## Direction
Search the material for the string "grid", then return every line where it is found.

## Records about charts and figures
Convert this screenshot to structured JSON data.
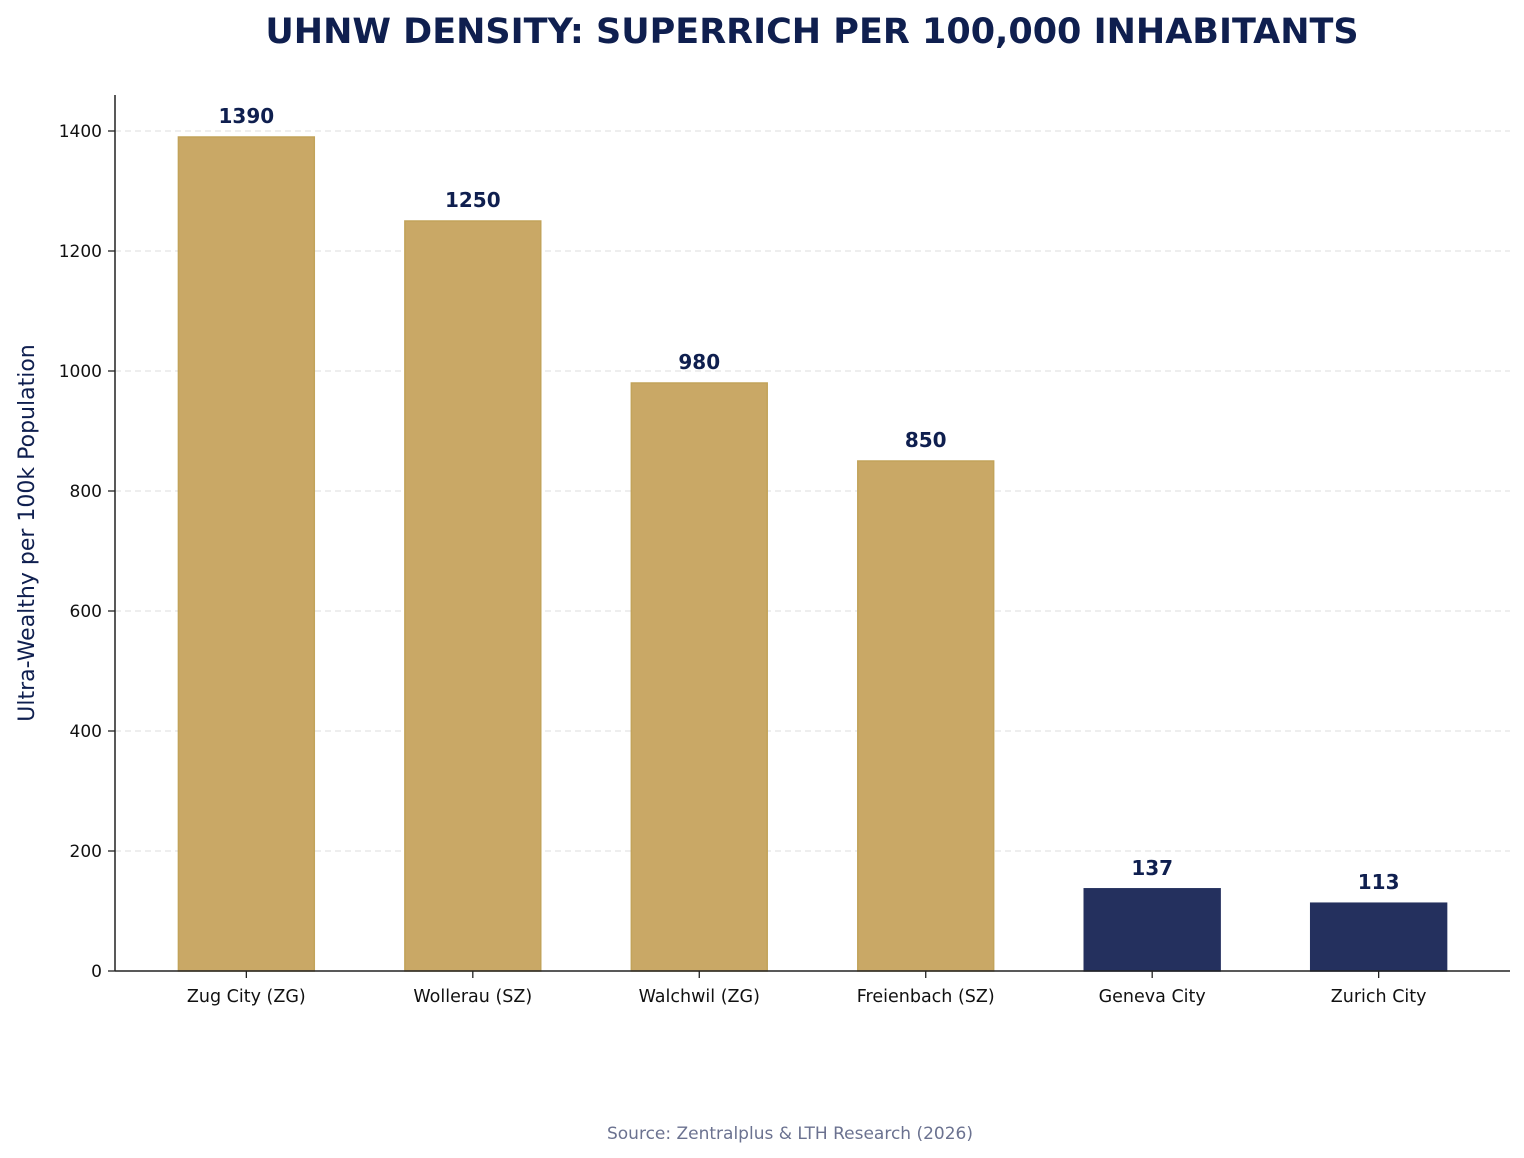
{
  "chart_data": {
    "type": "bar",
    "title": "UHNW DENSITY: SUPERRICH PER 100,000 INHABITANTS",
    "xlabel": "",
    "ylabel": "Ultra-Wealthy per 100k Population",
    "categories": [
      "Zug City (ZG)",
      "Wollerau (SZ)",
      "Walchwil (ZG)",
      "Freienbach (SZ)",
      "Geneva City",
      "Zurich City"
    ],
    "values": [
      1390,
      1250,
      980,
      850,
      137,
      113
    ],
    "data_labels": [
      "1390",
      "1250",
      "980",
      "850",
      "137",
      "113"
    ],
    "bar_colors": [
      "#C9A866",
      "#C9A866",
      "#C9A866",
      "#C9A866",
      "#24305E",
      "#24305E"
    ],
    "ylim": [
      0,
      1460
    ],
    "yticks": [
      0,
      200,
      400,
      600,
      800,
      1000,
      1200,
      1400
    ],
    "grid": "horizontal dashed",
    "source": "Source: Zentralplus & LTH Research (2026)",
    "colors": {
      "title": "#0F1F4F",
      "label": "#0F1F4F",
      "source": "#6B7290",
      "grid": "#E3E3E3"
    }
  }
}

## Written response
    "grid": "horizontal dashed",
      "grid": "#E3E3E3"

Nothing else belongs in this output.